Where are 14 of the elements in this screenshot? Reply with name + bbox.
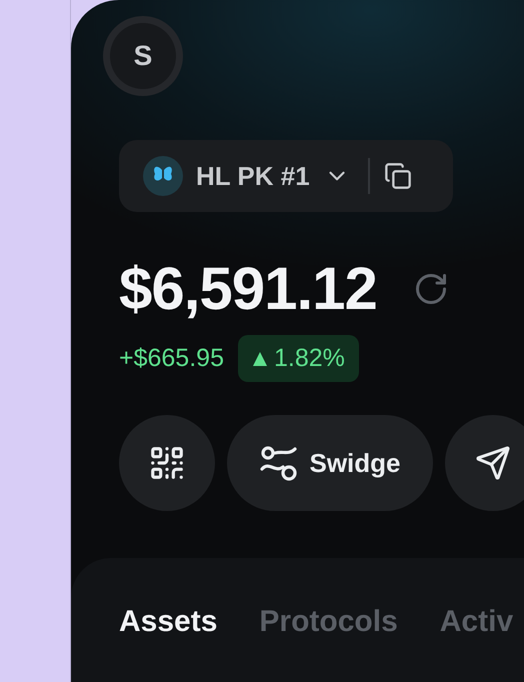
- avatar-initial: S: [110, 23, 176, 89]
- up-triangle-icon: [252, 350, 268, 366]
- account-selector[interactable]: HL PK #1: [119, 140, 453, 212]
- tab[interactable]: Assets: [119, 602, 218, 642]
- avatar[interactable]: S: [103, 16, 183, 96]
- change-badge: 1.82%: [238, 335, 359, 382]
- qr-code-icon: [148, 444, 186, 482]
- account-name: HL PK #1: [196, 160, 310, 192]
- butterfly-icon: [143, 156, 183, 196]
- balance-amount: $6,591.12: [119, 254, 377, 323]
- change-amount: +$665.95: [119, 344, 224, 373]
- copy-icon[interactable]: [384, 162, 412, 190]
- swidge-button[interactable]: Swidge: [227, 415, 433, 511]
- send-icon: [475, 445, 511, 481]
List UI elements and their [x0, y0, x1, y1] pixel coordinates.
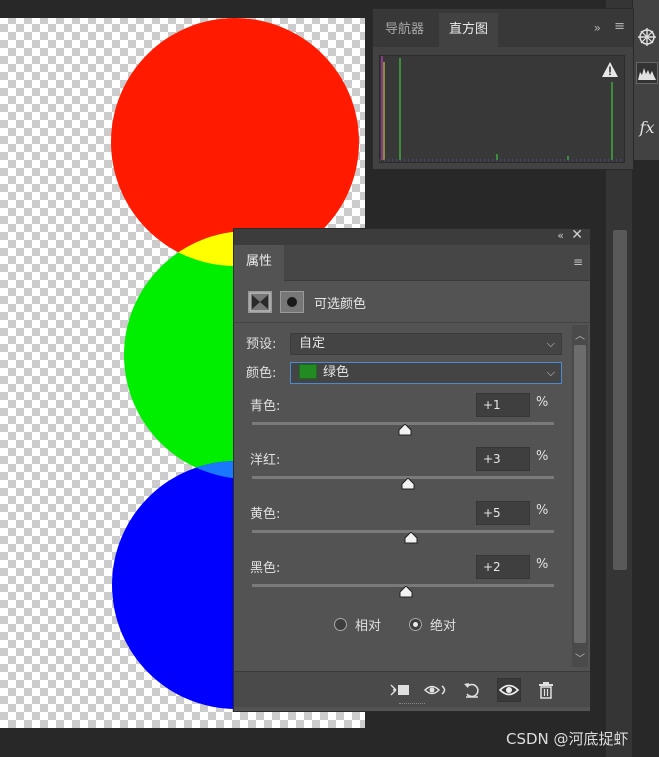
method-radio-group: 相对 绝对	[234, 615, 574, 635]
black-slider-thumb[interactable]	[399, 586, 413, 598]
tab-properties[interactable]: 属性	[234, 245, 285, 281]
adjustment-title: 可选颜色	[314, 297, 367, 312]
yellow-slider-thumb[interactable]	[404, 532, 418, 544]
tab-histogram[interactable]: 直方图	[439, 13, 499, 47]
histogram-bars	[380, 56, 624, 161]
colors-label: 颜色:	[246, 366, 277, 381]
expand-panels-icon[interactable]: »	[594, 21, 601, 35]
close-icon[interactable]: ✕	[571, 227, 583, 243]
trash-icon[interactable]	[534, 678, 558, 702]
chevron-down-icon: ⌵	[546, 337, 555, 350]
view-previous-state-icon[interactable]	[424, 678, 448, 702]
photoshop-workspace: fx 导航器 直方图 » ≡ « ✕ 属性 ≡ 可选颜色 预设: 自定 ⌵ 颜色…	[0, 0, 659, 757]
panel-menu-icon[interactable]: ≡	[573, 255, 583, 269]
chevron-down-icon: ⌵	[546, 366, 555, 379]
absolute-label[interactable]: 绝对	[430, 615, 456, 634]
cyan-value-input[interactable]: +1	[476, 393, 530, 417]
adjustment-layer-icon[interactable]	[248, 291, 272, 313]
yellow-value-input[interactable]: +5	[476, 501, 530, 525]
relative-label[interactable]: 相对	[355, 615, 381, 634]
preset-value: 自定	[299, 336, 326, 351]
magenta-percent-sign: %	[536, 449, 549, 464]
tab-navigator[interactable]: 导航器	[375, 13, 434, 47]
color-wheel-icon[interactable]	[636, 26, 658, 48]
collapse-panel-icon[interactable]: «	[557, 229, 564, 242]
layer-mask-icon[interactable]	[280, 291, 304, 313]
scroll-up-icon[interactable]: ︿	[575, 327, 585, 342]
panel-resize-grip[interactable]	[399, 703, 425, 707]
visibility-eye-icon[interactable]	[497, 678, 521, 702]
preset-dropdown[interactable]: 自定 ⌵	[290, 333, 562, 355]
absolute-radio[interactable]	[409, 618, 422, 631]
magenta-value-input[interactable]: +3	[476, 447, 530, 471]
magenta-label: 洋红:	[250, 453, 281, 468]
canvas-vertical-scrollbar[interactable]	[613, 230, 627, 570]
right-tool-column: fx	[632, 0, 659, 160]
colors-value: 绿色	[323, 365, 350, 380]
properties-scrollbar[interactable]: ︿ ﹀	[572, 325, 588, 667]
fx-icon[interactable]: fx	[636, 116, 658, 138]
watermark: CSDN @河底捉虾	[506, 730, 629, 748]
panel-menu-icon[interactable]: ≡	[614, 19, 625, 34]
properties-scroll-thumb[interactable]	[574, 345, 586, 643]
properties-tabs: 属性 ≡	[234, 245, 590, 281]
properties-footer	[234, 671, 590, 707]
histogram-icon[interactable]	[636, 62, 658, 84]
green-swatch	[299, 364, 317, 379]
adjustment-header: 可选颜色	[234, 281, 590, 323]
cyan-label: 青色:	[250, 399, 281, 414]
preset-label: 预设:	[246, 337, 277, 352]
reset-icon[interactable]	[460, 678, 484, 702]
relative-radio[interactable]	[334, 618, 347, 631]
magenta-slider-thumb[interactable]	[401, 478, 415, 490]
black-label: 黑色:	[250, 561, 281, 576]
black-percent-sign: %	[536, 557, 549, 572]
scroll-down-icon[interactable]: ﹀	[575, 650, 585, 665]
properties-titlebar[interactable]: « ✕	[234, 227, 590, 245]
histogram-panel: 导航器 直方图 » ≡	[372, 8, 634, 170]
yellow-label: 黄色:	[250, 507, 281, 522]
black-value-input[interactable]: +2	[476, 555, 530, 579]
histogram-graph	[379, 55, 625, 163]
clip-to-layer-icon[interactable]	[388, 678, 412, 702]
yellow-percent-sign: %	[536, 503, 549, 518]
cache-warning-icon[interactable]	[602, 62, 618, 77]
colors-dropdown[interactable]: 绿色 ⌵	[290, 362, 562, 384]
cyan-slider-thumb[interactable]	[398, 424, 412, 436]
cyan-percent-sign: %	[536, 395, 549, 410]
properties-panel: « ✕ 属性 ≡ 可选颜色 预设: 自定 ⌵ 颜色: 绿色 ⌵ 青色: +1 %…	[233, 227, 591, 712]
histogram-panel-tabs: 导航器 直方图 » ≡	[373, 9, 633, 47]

______________________________

Problem details -
Transcribe every line above verbatim, from the first through the last, omitting the pictures.

Solution below -
Where are 14 of the elements in this screenshot? Reply with name + bbox.
- avatar-initial: S: [110, 23, 176, 89]
- up-triangle-icon: [252, 350, 268, 366]
- account-selector[interactable]: HL PK #1: [119, 140, 453, 212]
- tab[interactable]: Assets: [119, 602, 218, 642]
- avatar[interactable]: S: [103, 16, 183, 96]
- change-badge: 1.82%: [238, 335, 359, 382]
- qr-code-icon: [148, 444, 186, 482]
- account-name: HL PK #1: [196, 160, 310, 192]
- butterfly-icon: [143, 156, 183, 196]
- balance-amount: $6,591.12: [119, 254, 377, 323]
- change-amount: +$665.95: [119, 344, 224, 373]
- copy-icon[interactable]: [384, 162, 412, 190]
- swidge-button[interactable]: Swidge: [227, 415, 433, 511]
- send-icon: [475, 445, 511, 481]
List UI elements and their [x0, y0, x1, y1] pixel coordinates.
method-radio-group: 相对 绝对	[234, 615, 574, 635]
black-slider-thumb[interactable]	[399, 586, 413, 598]
tab-properties[interactable]: 属性	[234, 245, 285, 281]
adjustment-title: 可选颜色	[314, 297, 367, 312]
yellow-slider-thumb[interactable]	[404, 532, 418, 544]
tab-histogram[interactable]: 直方图	[439, 13, 499, 47]
histogram-bars	[380, 56, 624, 161]
colors-label: 颜色:	[246, 366, 277, 381]
expand-panels-icon[interactable]: »	[594, 21, 601, 35]
close-icon[interactable]: ✕	[571, 227, 583, 243]
trash-icon[interactable]	[534, 678, 558, 702]
chevron-down-icon: ⌵	[546, 337, 555, 350]
view-previous-state-icon[interactable]	[424, 678, 448, 702]
photoshop-workspace: fx 导航器 直方图 » ≡ « ✕ 属性 ≡ 可选颜色 预设: 自定 ⌵ 颜色…	[0, 0, 659, 757]
panel-menu-icon[interactable]: ≡	[573, 255, 583, 269]
chevron-down-icon: ⌵	[546, 366, 555, 379]
absolute-label[interactable]: 绝对	[430, 615, 456, 634]
cyan-value-input[interactable]: +1	[476, 393, 530, 417]
adjustment-layer-icon[interactable]	[248, 291, 272, 313]
yellow-value-input[interactable]: +5	[476, 501, 530, 525]
relative-label[interactable]: 相对	[355, 615, 381, 634]
preset-value: 自定	[299, 336, 326, 351]
magenta-percent-sign: %	[536, 449, 549, 464]
tab-navigator[interactable]: 导航器	[375, 13, 434, 47]
color-wheel-icon[interactable]	[636, 26, 658, 48]
collapse-panel-icon[interactable]: «	[557, 229, 564, 242]
layer-mask-icon[interactable]	[280, 291, 304, 313]
scroll-up-icon[interactable]: ︿	[575, 327, 585, 342]
panel-resize-grip[interactable]	[399, 703, 425, 707]
visibility-eye-icon[interactable]	[497, 678, 521, 702]
preset-dropdown[interactable]: 自定 ⌵	[290, 333, 562, 355]
absolute-radio[interactable]	[409, 618, 422, 631]
magenta-value-input[interactable]: +3	[476, 447, 530, 471]
magenta-label: 洋红:	[250, 453, 281, 468]
canvas-vertical-scrollbar[interactable]	[613, 230, 627, 570]
right-tool-column: fx	[632, 0, 659, 160]
colors-value: 绿色	[323, 365, 350, 380]
properties-scrollbar[interactable]: ︿ ﹀	[572, 325, 588, 667]
fx-icon[interactable]: fx	[636, 116, 658, 138]
watermark: CSDN @河底捉虾	[506, 730, 629, 748]
panel-menu-icon[interactable]: ≡	[614, 19, 625, 34]
properties-scroll-thumb[interactable]	[574, 345, 586, 643]
properties-tabs: 属性 ≡	[234, 245, 590, 281]
properties-footer	[234, 671, 590, 707]
histogram-icon[interactable]	[636, 62, 658, 84]
green-swatch	[299, 364, 317, 379]
adjustment-header: 可选颜色	[234, 281, 590, 323]
cyan-label: 青色:	[250, 399, 281, 414]
preset-label: 预设:	[246, 337, 277, 352]
reset-icon[interactable]	[460, 678, 484, 702]
relative-radio[interactable]	[334, 618, 347, 631]
magenta-slider-thumb[interactable]	[401, 478, 415, 490]
black-label: 黑色:	[250, 561, 281, 576]
black-percent-sign: %	[536, 557, 549, 572]
scroll-down-icon[interactable]: ﹀	[575, 650, 585, 665]
properties-titlebar[interactable]: « ✕	[234, 227, 590, 245]
histogram-panel: 导航器 直方图 » ≡	[372, 8, 634, 170]
yellow-label: 黄色:	[250, 507, 281, 522]
black-value-input[interactable]: +2	[476, 555, 530, 579]
histogram-graph	[379, 55, 625, 163]
clip-to-layer-icon[interactable]	[388, 678, 412, 702]
yellow-percent-sign: %	[536, 503, 549, 518]
cache-warning-icon[interactable]	[602, 62, 618, 77]
colors-dropdown[interactable]: 绿色 ⌵	[290, 362, 562, 384]
cyan-slider-thumb[interactable]	[398, 424, 412, 436]
cyan-percent-sign: %	[536, 395, 549, 410]
properties-panel: « ✕ 属性 ≡ 可选颜色 预设: 自定 ⌵ 颜色: 绿色 ⌵ 青色: +1 %…	[233, 227, 591, 712]
histogram-panel-tabs: 导航器 直方图 » ≡	[373, 9, 633, 47]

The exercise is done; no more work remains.